EXERCISE: Report the count of lines that carry the string "Type", and add nothing.

Stored data entries:
-- BEGIN --

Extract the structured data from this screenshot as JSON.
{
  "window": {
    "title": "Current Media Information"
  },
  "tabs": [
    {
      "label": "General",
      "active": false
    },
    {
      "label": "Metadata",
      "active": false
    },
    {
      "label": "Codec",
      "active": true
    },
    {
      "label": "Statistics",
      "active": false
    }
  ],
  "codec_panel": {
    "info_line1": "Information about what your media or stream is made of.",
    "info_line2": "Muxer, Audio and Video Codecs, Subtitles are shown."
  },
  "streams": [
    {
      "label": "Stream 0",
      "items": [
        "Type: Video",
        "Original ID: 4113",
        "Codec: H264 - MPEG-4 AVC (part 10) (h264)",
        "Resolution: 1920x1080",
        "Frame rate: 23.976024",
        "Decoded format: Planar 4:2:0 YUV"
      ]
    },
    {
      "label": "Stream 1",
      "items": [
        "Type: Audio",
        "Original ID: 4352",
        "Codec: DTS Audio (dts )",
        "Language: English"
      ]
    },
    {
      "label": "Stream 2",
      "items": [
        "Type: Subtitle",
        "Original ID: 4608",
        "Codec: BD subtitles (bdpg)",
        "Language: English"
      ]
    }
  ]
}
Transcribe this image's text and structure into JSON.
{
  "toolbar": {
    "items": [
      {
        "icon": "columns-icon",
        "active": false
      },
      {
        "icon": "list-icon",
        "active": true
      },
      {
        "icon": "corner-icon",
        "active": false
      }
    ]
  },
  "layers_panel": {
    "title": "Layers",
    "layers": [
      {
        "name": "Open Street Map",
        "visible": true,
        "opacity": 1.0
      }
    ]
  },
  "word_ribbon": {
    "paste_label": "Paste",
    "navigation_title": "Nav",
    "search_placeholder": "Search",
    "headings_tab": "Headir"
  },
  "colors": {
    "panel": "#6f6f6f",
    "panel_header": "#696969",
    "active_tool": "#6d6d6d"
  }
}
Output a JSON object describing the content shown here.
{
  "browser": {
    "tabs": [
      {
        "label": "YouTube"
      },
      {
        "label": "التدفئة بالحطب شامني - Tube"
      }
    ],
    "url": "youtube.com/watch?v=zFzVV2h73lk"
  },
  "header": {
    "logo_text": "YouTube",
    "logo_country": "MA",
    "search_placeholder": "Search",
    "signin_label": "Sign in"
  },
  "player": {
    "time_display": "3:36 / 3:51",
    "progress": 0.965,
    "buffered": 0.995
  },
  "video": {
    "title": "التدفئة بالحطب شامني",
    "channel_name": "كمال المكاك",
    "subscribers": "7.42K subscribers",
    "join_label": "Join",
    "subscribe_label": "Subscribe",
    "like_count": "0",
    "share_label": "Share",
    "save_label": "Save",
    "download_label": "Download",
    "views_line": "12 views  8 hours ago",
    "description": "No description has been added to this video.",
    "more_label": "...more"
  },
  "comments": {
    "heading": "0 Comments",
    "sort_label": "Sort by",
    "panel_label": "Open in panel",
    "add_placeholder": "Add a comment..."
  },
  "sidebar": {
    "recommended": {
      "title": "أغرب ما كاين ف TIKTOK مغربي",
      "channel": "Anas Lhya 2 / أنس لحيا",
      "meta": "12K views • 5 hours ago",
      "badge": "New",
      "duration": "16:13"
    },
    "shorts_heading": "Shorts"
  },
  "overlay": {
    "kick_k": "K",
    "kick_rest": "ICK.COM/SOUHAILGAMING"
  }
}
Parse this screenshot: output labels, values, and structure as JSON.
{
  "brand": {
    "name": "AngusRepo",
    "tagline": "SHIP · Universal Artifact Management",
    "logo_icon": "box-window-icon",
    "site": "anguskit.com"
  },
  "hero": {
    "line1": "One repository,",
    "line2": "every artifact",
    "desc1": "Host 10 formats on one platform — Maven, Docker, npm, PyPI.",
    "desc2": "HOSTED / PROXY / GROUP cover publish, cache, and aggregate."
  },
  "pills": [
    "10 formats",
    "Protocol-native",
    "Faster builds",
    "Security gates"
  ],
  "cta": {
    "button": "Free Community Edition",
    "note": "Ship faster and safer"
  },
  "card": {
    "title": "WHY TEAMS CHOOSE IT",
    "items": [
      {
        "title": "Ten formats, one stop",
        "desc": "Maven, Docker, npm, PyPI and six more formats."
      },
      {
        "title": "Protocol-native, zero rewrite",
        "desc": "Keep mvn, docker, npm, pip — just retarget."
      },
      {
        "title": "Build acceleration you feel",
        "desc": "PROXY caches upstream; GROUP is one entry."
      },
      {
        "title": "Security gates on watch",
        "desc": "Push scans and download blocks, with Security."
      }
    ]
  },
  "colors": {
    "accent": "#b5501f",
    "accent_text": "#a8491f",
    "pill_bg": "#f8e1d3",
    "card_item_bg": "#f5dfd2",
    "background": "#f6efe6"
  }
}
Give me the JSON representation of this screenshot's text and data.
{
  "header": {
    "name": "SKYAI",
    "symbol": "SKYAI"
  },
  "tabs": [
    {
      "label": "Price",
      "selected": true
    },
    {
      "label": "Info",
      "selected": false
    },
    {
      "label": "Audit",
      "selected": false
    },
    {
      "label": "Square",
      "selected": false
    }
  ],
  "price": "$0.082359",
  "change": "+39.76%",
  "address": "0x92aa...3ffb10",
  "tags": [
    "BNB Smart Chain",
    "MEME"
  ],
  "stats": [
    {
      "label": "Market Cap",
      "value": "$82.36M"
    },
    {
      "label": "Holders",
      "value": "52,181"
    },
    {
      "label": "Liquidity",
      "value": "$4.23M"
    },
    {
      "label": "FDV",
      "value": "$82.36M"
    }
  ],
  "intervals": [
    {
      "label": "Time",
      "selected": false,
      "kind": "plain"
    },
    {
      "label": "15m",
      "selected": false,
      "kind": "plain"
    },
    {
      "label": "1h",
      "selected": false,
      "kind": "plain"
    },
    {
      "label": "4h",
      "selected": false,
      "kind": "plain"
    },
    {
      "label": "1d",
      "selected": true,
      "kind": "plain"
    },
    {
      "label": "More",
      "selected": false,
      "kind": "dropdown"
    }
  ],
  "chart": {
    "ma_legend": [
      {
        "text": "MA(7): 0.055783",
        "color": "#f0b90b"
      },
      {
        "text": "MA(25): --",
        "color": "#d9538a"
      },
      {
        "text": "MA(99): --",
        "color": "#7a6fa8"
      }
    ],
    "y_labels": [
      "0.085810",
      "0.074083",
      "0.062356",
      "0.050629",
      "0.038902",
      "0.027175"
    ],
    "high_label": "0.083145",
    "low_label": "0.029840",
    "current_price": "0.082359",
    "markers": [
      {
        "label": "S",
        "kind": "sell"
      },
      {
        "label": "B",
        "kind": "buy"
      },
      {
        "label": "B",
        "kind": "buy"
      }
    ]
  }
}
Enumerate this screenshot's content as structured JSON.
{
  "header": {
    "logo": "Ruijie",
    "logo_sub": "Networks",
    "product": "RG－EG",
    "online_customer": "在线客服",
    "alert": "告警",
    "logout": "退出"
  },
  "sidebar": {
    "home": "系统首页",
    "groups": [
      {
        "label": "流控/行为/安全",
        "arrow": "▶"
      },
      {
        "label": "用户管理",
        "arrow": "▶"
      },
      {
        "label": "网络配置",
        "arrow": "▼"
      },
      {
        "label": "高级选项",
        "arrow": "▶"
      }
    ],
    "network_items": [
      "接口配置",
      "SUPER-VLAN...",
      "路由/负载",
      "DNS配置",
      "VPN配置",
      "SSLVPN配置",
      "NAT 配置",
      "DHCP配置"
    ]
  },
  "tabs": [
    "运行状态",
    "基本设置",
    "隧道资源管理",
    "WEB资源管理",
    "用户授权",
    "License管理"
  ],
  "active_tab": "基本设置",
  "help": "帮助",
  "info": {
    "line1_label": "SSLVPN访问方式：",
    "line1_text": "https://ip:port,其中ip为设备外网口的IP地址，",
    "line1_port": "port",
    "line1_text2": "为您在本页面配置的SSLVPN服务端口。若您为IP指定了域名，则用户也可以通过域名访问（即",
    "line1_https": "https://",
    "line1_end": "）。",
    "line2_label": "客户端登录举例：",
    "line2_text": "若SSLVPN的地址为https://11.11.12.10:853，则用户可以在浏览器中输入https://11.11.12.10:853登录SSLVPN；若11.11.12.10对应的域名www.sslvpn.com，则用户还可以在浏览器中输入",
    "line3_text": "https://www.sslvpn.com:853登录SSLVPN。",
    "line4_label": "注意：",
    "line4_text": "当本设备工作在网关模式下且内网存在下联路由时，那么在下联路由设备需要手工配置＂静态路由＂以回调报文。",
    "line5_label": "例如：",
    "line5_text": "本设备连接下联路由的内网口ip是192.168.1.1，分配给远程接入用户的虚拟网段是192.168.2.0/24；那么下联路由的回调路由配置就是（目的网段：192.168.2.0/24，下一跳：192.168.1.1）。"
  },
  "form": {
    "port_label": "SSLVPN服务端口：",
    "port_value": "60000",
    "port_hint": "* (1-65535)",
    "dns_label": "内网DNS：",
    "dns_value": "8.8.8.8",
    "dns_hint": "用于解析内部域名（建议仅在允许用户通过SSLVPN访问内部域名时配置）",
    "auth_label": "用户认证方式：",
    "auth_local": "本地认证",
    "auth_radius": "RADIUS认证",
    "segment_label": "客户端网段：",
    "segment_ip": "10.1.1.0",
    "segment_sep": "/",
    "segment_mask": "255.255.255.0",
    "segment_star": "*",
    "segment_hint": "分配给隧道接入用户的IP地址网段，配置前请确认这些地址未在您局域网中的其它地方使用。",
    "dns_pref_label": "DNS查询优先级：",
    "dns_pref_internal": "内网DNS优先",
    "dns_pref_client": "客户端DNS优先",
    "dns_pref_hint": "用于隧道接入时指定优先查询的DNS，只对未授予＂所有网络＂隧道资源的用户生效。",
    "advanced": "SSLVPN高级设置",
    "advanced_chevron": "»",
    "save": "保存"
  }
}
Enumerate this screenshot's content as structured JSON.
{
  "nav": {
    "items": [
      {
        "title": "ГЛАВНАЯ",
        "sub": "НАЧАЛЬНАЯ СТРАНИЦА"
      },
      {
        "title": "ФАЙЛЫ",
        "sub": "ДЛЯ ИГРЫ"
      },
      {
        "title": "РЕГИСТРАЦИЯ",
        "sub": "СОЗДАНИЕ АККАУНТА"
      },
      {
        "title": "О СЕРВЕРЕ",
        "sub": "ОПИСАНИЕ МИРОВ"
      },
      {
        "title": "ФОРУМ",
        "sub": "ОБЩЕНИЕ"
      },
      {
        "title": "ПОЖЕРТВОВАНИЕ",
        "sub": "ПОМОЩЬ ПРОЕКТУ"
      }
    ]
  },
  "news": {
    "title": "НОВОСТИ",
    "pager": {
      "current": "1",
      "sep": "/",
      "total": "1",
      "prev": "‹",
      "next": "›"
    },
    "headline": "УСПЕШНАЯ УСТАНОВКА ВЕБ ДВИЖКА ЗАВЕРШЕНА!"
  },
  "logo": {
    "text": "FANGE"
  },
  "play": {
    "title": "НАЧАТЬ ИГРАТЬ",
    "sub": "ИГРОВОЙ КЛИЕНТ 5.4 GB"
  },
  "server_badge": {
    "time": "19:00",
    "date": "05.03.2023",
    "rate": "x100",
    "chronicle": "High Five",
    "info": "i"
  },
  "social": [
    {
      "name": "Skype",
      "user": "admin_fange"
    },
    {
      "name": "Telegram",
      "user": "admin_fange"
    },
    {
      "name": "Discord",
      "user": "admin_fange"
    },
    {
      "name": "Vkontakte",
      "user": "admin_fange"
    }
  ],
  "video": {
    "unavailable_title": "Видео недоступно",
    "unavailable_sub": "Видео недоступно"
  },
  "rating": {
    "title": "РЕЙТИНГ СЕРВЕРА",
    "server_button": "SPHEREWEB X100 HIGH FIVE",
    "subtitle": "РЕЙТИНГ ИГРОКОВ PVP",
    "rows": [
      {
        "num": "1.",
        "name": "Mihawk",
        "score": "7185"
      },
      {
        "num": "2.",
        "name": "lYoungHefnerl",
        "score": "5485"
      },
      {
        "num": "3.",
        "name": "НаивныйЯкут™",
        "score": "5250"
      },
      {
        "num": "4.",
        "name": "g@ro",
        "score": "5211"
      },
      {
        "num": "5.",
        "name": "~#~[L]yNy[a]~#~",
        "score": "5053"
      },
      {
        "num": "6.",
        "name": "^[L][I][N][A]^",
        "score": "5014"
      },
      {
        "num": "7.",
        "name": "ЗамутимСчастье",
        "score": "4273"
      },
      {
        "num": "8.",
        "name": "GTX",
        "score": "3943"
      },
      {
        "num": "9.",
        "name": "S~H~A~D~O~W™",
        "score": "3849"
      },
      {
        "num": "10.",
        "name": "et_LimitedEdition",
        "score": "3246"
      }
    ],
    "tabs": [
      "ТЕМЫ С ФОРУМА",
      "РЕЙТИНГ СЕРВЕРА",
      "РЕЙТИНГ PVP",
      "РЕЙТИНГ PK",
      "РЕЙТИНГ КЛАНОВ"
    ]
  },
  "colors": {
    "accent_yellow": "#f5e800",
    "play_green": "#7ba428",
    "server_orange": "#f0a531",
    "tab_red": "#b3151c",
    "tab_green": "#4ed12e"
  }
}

-- END --

ANSWER: 3